#### [What this task involves]
Gather up the lines with the word "JSON" in them.

+ + +

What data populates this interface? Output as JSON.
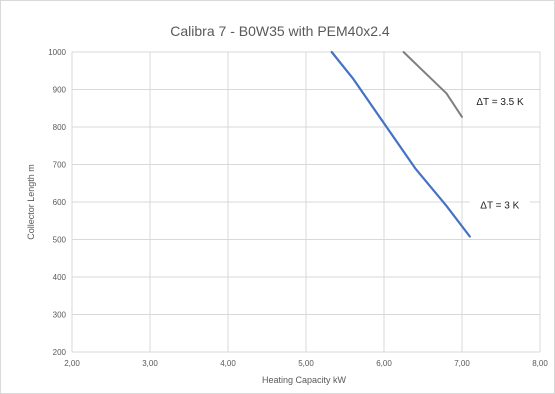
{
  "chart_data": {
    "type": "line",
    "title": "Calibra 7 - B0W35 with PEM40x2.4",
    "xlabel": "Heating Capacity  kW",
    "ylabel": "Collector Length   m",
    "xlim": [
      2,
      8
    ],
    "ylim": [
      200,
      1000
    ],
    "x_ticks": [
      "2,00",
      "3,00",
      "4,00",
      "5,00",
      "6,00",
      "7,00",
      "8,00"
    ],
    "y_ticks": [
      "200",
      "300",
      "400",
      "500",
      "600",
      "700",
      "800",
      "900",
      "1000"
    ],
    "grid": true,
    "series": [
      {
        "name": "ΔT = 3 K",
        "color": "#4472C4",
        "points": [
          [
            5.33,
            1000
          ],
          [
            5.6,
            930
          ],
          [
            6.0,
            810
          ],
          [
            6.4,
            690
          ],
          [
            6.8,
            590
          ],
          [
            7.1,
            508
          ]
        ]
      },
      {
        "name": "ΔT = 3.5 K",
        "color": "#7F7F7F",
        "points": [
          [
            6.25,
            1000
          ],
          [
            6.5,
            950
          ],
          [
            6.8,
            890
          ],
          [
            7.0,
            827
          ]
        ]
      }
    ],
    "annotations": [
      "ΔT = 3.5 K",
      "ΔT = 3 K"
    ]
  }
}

+ + +

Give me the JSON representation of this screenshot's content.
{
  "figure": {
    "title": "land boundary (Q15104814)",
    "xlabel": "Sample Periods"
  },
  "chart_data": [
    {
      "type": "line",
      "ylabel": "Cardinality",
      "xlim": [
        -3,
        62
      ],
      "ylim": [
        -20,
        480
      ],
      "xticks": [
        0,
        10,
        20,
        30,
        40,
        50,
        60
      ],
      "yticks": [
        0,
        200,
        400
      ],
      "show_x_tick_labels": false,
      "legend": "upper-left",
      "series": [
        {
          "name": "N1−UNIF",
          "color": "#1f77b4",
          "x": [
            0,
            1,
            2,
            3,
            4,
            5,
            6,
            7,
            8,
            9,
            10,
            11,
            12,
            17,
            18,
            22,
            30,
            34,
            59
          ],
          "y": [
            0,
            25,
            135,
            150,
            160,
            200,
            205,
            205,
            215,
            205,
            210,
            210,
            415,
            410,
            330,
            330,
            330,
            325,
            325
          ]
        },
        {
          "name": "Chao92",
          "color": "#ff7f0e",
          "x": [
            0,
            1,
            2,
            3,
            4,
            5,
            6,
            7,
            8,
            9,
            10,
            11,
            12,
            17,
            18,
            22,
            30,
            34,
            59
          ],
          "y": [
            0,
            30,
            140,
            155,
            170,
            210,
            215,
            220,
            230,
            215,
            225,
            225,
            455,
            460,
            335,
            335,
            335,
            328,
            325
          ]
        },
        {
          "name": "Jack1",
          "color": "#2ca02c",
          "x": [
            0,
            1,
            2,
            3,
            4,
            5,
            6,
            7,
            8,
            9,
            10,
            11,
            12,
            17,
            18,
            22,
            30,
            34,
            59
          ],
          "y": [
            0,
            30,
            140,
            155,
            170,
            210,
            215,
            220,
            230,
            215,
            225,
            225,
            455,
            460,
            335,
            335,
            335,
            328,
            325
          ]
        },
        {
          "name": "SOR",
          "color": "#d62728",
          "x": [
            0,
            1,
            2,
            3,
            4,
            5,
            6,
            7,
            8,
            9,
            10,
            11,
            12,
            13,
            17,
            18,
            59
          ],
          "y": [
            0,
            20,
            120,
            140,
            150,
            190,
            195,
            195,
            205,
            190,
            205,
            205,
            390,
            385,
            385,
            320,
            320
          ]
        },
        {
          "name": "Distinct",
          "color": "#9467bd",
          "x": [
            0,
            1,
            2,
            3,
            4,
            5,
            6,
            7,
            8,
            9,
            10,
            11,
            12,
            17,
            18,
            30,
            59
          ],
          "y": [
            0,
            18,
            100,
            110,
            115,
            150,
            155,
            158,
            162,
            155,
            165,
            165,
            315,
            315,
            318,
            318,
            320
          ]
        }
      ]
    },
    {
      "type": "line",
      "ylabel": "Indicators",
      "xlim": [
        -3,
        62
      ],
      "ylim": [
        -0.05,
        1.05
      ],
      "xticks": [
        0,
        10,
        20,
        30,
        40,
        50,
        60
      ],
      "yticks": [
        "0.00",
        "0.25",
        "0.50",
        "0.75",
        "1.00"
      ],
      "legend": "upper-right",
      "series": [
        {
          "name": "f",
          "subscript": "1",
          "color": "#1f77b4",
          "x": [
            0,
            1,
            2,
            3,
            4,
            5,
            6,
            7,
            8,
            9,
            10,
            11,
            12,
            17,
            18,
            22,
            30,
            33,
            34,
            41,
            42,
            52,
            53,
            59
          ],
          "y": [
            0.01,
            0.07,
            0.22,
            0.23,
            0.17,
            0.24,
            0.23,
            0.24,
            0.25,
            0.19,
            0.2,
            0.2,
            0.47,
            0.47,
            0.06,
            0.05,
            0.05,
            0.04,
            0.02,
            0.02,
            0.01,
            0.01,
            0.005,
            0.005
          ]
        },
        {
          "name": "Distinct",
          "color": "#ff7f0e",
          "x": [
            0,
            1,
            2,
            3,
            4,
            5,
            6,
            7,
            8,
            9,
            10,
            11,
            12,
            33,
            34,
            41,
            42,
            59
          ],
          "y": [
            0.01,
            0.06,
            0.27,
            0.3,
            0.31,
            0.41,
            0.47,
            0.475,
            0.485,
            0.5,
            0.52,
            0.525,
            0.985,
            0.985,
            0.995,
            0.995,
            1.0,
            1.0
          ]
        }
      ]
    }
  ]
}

+ + +

#### [The solution]
What data populates this interface? Output as JSON.
Give me the JSON representation of this screenshot's content.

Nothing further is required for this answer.